Find the lines that include the string "page" and report how many there are. Give no other text.
======
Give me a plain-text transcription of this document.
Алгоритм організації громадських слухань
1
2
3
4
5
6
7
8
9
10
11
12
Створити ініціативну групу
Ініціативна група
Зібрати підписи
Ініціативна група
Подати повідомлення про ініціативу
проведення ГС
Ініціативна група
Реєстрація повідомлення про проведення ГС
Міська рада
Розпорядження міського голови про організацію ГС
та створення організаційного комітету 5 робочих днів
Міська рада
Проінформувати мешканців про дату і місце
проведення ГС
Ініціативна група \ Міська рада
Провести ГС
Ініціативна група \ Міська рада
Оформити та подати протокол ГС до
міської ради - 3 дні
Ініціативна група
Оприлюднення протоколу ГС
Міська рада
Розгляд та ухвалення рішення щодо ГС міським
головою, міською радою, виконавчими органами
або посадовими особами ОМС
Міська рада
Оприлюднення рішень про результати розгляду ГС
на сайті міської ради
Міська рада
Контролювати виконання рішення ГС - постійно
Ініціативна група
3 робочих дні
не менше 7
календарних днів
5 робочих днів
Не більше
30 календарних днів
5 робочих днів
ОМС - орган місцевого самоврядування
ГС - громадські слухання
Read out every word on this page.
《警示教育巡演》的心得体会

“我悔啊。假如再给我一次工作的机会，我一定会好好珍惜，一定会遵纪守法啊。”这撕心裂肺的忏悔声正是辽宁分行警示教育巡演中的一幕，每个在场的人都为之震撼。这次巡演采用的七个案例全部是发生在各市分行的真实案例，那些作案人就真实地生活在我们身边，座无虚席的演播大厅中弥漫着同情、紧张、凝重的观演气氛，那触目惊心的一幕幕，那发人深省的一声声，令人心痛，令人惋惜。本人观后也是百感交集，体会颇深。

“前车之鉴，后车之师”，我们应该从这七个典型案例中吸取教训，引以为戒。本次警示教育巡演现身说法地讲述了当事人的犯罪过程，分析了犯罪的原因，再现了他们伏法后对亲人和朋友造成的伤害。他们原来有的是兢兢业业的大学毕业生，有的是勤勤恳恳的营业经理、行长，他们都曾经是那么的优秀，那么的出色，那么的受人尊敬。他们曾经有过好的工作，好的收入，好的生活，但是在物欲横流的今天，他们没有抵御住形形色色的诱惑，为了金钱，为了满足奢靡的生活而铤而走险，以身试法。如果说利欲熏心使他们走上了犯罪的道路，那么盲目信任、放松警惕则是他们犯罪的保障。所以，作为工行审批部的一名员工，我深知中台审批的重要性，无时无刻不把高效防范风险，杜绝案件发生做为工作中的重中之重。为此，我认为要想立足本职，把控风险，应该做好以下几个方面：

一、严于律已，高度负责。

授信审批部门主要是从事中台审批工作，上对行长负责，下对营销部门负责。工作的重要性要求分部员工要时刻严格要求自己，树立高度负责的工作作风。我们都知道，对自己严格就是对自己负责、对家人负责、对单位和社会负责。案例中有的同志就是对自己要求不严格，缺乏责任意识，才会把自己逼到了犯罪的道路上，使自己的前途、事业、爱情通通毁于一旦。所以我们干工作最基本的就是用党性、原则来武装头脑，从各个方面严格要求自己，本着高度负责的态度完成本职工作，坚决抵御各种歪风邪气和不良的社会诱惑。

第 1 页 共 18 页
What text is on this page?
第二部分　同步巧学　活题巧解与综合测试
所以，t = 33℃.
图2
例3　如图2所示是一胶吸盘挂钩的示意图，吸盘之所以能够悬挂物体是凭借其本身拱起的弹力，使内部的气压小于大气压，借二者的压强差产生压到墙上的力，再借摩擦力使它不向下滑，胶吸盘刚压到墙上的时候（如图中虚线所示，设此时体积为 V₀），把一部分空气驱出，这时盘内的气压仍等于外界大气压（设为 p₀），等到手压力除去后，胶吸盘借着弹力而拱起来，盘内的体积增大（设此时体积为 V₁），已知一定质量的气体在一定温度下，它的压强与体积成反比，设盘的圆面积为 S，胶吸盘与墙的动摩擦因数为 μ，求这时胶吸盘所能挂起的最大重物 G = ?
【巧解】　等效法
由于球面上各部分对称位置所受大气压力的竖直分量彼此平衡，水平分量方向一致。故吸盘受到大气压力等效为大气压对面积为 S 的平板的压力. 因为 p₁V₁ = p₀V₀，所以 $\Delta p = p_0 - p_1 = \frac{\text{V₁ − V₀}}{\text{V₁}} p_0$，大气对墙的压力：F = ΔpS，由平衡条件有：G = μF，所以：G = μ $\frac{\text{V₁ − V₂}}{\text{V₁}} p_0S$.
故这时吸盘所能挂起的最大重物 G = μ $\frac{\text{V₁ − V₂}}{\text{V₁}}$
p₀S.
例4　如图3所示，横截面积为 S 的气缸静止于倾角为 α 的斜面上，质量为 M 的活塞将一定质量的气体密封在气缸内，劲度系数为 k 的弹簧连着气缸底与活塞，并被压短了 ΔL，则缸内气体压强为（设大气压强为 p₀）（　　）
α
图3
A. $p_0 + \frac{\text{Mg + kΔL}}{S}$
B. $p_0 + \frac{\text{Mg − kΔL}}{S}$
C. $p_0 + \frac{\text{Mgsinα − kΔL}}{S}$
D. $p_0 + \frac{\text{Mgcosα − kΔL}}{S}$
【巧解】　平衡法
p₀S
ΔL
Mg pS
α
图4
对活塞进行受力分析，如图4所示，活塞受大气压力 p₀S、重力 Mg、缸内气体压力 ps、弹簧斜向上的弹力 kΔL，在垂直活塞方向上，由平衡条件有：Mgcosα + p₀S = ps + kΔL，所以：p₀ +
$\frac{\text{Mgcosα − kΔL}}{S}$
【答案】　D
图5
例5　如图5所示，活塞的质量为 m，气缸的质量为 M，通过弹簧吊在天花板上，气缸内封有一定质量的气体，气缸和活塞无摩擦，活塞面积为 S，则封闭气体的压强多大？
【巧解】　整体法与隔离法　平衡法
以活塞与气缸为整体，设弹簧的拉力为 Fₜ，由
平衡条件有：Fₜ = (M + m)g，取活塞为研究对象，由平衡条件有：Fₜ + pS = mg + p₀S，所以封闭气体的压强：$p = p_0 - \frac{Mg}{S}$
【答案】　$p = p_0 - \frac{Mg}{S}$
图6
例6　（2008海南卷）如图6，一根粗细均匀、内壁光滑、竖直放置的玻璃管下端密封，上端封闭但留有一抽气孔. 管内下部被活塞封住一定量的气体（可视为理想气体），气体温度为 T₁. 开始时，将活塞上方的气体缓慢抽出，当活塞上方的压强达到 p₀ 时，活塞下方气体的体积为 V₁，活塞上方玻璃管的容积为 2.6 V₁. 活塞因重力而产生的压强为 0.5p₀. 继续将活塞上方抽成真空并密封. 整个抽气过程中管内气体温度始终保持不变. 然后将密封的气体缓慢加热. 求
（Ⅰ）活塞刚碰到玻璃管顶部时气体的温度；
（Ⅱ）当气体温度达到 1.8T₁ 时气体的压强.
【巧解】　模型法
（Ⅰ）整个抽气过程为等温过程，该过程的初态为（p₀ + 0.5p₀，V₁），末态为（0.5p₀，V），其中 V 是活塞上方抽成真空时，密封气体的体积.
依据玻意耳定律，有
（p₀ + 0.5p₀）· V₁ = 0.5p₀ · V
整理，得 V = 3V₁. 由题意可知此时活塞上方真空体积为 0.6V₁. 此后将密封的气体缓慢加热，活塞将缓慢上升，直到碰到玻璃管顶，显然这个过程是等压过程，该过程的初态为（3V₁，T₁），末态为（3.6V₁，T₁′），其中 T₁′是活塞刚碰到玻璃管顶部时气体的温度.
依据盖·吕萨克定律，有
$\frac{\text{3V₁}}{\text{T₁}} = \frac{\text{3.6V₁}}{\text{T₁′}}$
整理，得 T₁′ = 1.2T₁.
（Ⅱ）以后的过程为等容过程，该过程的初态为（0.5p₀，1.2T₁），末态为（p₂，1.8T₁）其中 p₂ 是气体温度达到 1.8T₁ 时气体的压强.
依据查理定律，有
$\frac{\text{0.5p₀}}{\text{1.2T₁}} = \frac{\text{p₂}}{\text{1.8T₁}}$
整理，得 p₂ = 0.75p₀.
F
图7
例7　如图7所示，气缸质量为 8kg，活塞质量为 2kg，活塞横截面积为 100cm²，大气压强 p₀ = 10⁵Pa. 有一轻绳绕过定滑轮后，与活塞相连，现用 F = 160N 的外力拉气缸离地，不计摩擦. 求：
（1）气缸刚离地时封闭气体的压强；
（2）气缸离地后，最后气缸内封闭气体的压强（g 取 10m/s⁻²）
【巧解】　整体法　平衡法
======
> **Task response**
2